▸ TASK REQUIREMENTS:
Where a line of the listing below includes the word "pond", reproduce that line.

╔══

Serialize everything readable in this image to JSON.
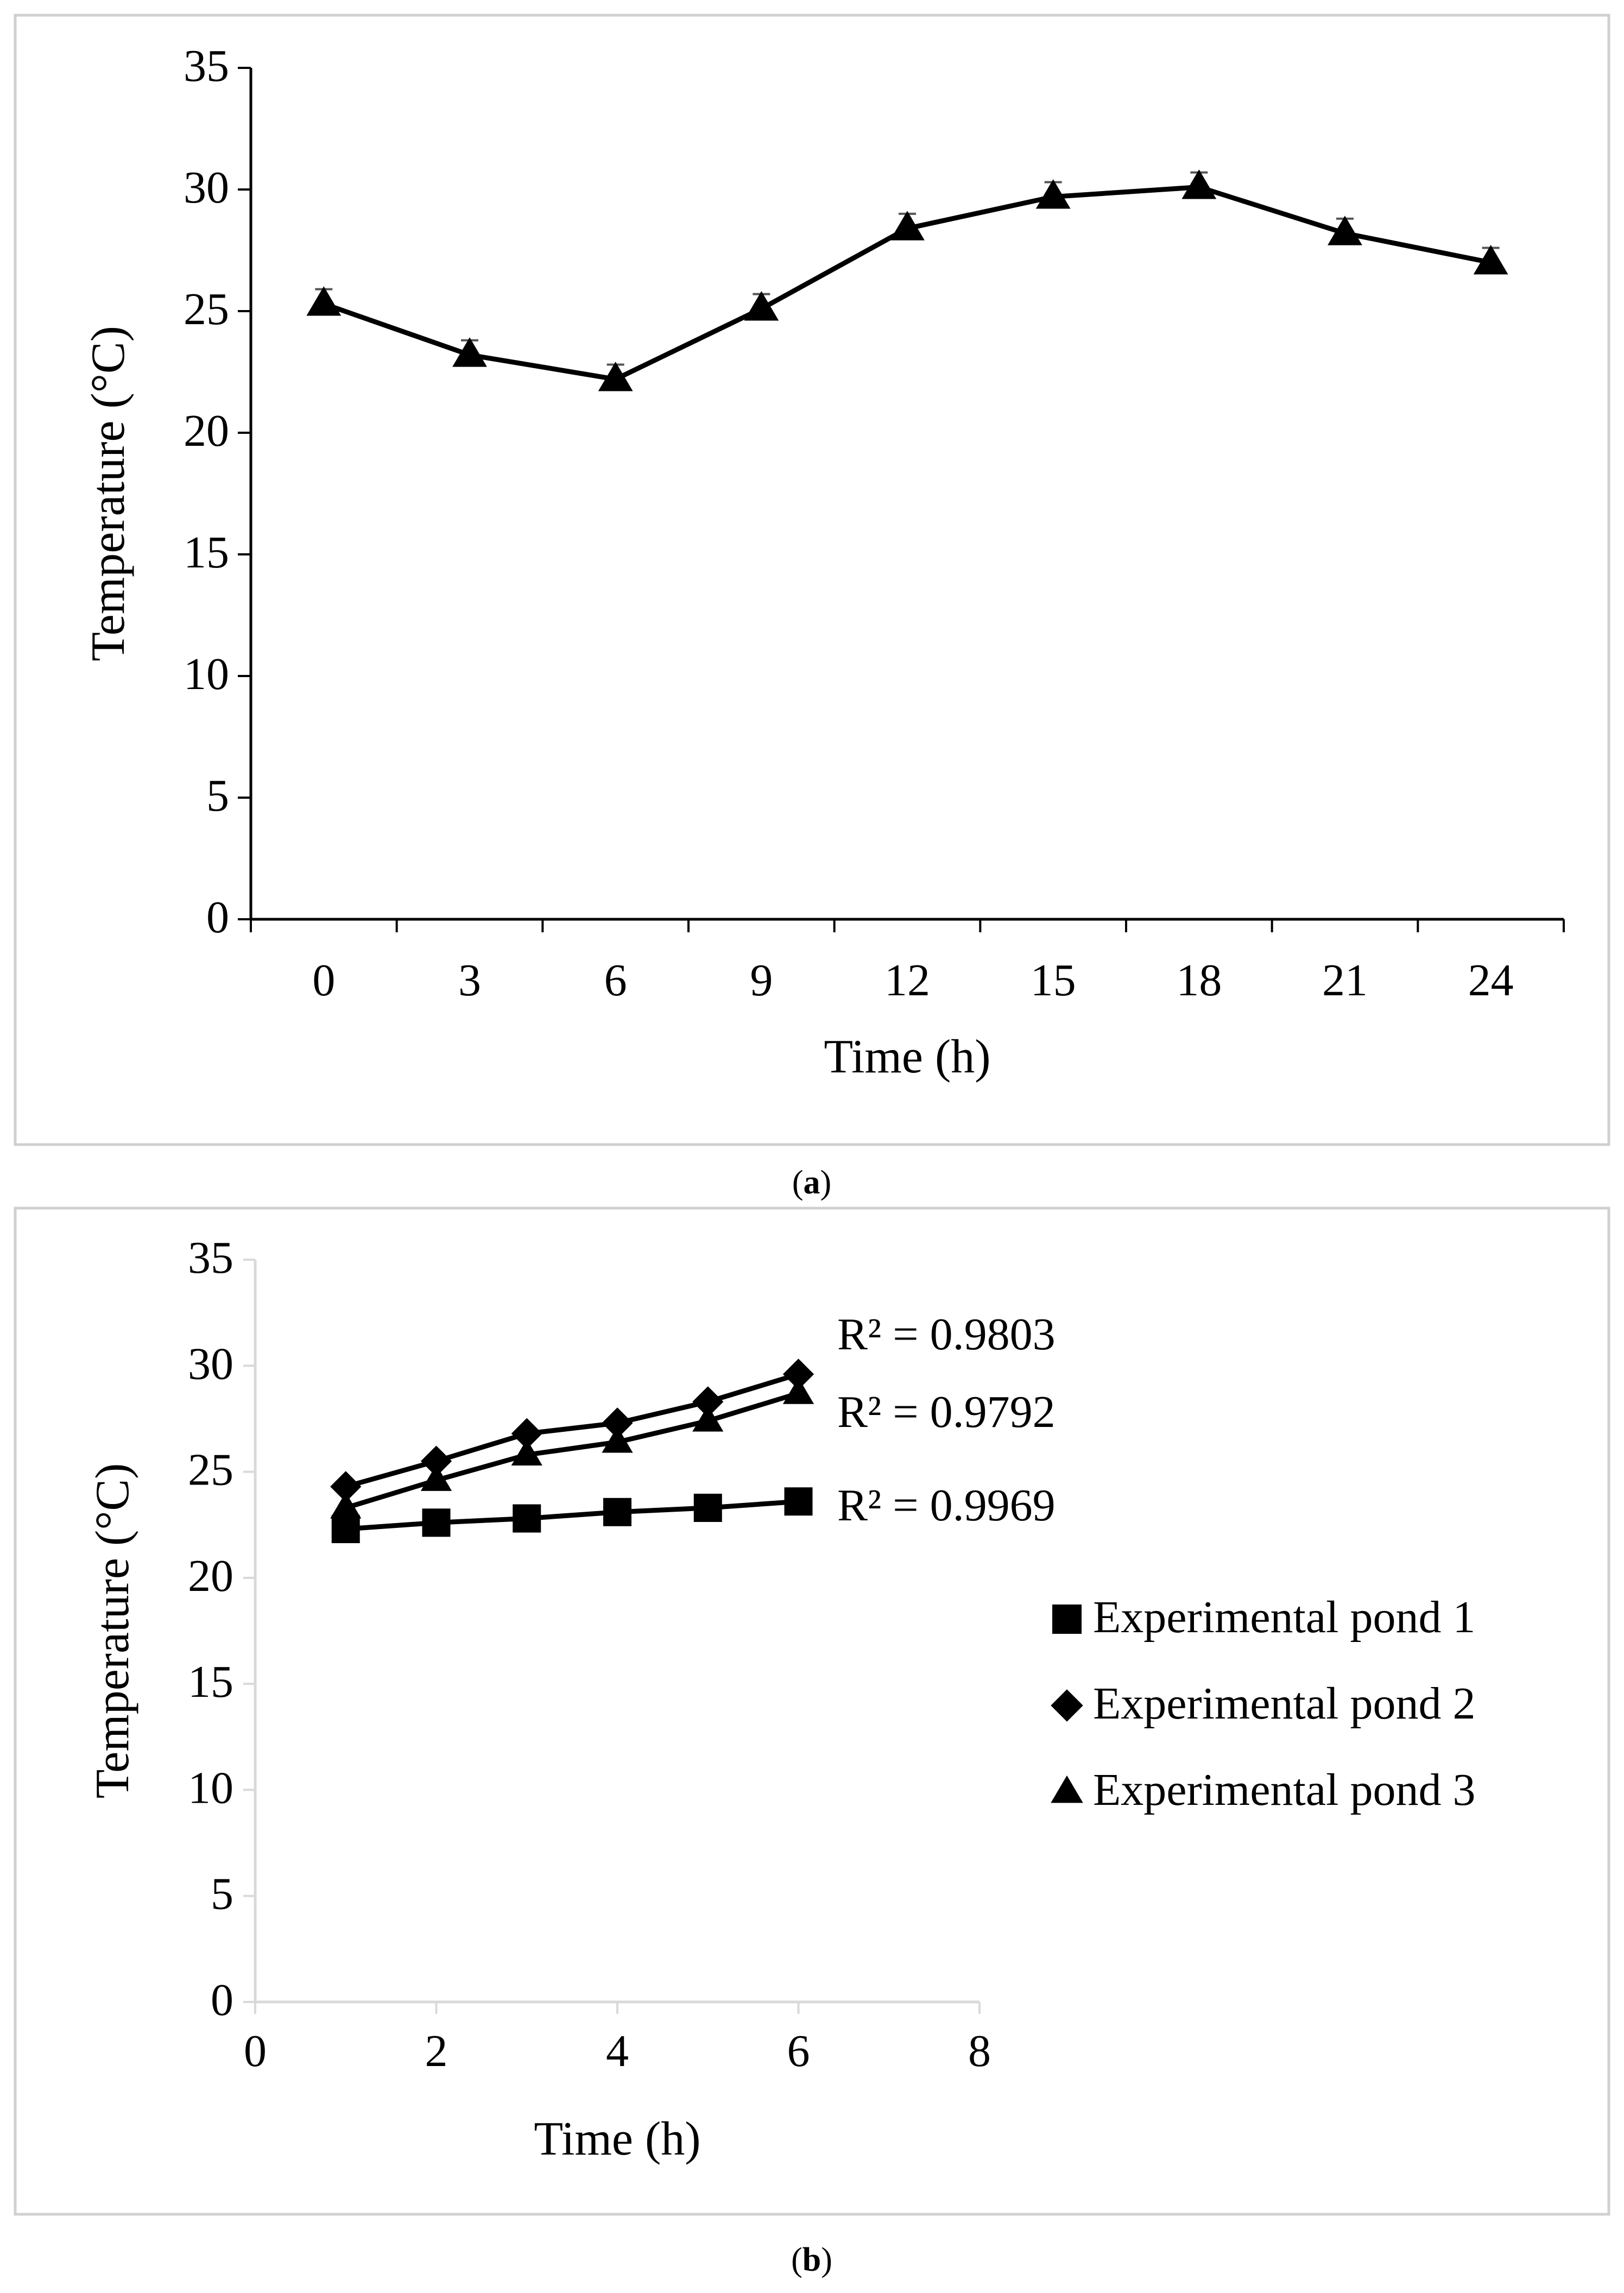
{
  "chart_data": [
    {
      "panel_label": "a",
      "type": "line",
      "title": "",
      "xlabel": "Time (h)",
      "ylabel": "Temperature (°C)",
      "categories": [
        "0",
        "3",
        "6",
        "9",
        "12",
        "15",
        "18",
        "21",
        "24"
      ],
      "y_ticks": [
        "0",
        "5",
        "10",
        "15",
        "20",
        "25",
        "30",
        "35"
      ],
      "ylim": [
        0,
        35
      ],
      "grid": false,
      "series": [
        {
          "name": "Temperature",
          "marker": "triangle",
          "values": [
            25.3,
            23.2,
            22.2,
            25.1,
            28.4,
            29.7,
            30.1,
            28.2,
            27.0
          ],
          "error": [
            0.6,
            0.6,
            0.6,
            0.6,
            0.6,
            0.6,
            0.6,
            0.6,
            0.6
          ]
        }
      ]
    },
    {
      "panel_label": "b",
      "type": "line",
      "title": "",
      "xlabel": "Time (h)",
      "ylabel": "Temperature (°C)",
      "x_ticks": [
        "0",
        "2",
        "4",
        "6",
        "8"
      ],
      "y_ticks": [
        "0",
        "5",
        "10",
        "15",
        "20",
        "25",
        "30",
        "35"
      ],
      "xlim": [
        0,
        8
      ],
      "ylim": [
        0,
        35
      ],
      "grid": false,
      "legend_position": "right",
      "series": [
        {
          "name": "Experimental pond 1",
          "marker": "square",
          "x": [
            1,
            2,
            3,
            4,
            5,
            6
          ],
          "values": [
            22.3,
            22.6,
            22.8,
            23.1,
            23.3,
            23.6
          ],
          "r2_label": "R² = 0.9969"
        },
        {
          "name": "Experimental pond 2",
          "marker": "diamond",
          "x": [
            1,
            2,
            3,
            4,
            5,
            6
          ],
          "values": [
            24.3,
            25.5,
            26.8,
            27.3,
            28.3,
            29.6
          ],
          "r2_label": "R² = 0.9803"
        },
        {
          "name": "Experimental pond 3",
          "marker": "triangle",
          "x": [
            1,
            2,
            3,
            4,
            5,
            6
          ],
          "values": [
            23.3,
            24.6,
            25.8,
            26.4,
            27.4,
            28.7
          ],
          "r2_label": "R² = 0.9792"
        }
      ]
    }
  ]
}
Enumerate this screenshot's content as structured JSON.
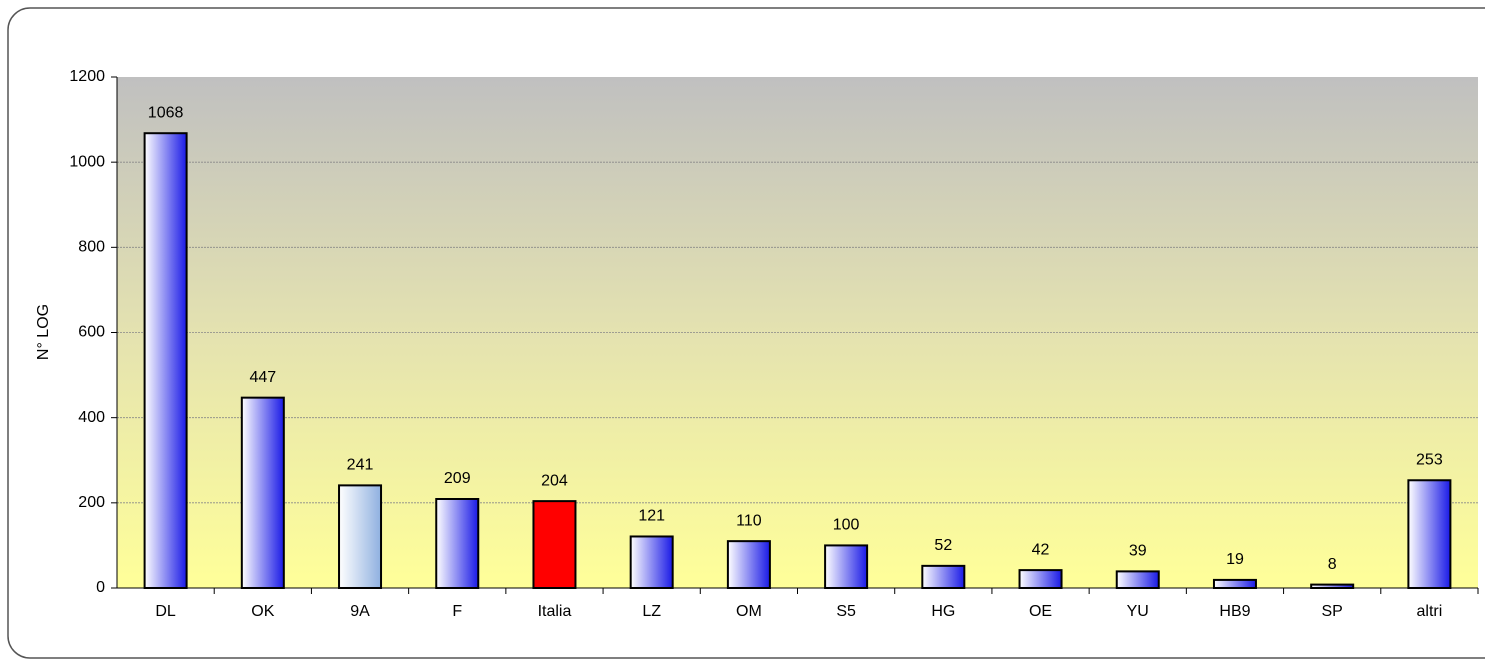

╚══

▸ CORRECT RESPONSE:
          "name": "Experimental pond 1",
          "name": "Experimental pond 2",
          "name": "Experimental pond 3",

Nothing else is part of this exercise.